- **GIVEN INSTRUCTION**
Look through the records that follow. Copy every line containing the word "title".

- **RECORD EXCERPTS**
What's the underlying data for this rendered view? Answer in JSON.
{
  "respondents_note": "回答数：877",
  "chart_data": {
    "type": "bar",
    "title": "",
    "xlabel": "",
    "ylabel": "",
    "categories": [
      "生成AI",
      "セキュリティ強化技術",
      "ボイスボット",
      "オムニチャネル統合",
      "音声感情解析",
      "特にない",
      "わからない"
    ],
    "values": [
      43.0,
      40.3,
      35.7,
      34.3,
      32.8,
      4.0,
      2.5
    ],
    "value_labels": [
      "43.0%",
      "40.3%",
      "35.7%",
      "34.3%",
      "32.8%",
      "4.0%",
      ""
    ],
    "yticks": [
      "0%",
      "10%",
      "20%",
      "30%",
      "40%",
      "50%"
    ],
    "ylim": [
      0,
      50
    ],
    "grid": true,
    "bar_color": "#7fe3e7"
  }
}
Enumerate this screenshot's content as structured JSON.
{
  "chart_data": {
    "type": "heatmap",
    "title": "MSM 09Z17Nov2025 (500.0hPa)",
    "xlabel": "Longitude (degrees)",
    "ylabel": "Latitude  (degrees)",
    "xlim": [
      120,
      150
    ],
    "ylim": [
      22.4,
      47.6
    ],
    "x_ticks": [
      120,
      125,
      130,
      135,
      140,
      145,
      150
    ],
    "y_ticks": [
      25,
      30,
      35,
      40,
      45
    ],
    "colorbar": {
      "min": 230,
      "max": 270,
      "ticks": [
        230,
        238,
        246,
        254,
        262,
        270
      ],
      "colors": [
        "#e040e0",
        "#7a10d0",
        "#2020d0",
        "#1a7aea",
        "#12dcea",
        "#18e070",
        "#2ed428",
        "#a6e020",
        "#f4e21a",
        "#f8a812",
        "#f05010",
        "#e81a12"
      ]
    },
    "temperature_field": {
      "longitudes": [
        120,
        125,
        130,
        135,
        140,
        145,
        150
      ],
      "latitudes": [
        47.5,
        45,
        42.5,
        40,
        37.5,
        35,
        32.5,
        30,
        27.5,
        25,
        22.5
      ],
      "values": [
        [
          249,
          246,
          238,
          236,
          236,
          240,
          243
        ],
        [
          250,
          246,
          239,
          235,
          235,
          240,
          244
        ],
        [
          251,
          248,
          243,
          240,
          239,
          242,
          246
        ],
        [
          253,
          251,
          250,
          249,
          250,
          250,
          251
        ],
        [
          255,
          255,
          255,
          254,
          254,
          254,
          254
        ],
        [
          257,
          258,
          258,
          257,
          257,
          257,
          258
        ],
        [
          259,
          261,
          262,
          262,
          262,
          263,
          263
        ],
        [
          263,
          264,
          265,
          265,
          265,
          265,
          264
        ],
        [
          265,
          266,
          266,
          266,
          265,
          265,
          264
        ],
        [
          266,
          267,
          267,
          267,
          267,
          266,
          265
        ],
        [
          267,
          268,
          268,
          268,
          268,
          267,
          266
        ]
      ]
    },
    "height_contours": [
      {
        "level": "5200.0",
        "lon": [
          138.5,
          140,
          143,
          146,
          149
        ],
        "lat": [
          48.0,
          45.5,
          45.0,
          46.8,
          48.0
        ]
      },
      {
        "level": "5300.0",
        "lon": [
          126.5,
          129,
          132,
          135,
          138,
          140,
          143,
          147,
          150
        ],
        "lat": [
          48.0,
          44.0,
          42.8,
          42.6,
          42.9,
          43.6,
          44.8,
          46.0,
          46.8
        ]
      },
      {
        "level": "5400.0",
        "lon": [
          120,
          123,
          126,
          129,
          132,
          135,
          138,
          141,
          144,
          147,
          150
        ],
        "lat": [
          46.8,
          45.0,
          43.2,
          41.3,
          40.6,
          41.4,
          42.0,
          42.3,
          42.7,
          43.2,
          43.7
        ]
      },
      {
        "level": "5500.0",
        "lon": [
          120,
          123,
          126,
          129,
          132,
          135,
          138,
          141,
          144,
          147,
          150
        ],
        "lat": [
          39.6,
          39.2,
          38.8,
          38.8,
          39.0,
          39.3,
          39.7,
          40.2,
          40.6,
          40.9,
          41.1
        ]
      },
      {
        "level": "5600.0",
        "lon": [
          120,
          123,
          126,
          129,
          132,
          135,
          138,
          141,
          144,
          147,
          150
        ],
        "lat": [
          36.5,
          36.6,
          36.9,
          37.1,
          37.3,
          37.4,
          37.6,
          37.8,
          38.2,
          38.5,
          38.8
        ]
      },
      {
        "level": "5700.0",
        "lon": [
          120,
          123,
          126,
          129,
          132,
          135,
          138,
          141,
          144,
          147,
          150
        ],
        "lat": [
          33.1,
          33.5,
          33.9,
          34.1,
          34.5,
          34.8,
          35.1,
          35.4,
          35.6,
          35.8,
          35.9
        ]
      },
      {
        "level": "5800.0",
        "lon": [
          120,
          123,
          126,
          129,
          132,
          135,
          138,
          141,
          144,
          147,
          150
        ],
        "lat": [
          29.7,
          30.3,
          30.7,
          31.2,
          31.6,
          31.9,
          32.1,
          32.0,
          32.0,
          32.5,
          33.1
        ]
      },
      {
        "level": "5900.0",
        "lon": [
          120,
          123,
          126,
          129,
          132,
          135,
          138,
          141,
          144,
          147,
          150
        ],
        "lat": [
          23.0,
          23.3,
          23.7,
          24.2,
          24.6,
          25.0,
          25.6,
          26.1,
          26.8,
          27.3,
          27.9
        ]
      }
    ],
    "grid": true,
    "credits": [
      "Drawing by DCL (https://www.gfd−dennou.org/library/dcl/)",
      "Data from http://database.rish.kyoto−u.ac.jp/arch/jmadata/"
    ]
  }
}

- **TASK RESULT**
    "title": "",
    "title": "MSM 09Z17Nov2025 (500.0hPa)",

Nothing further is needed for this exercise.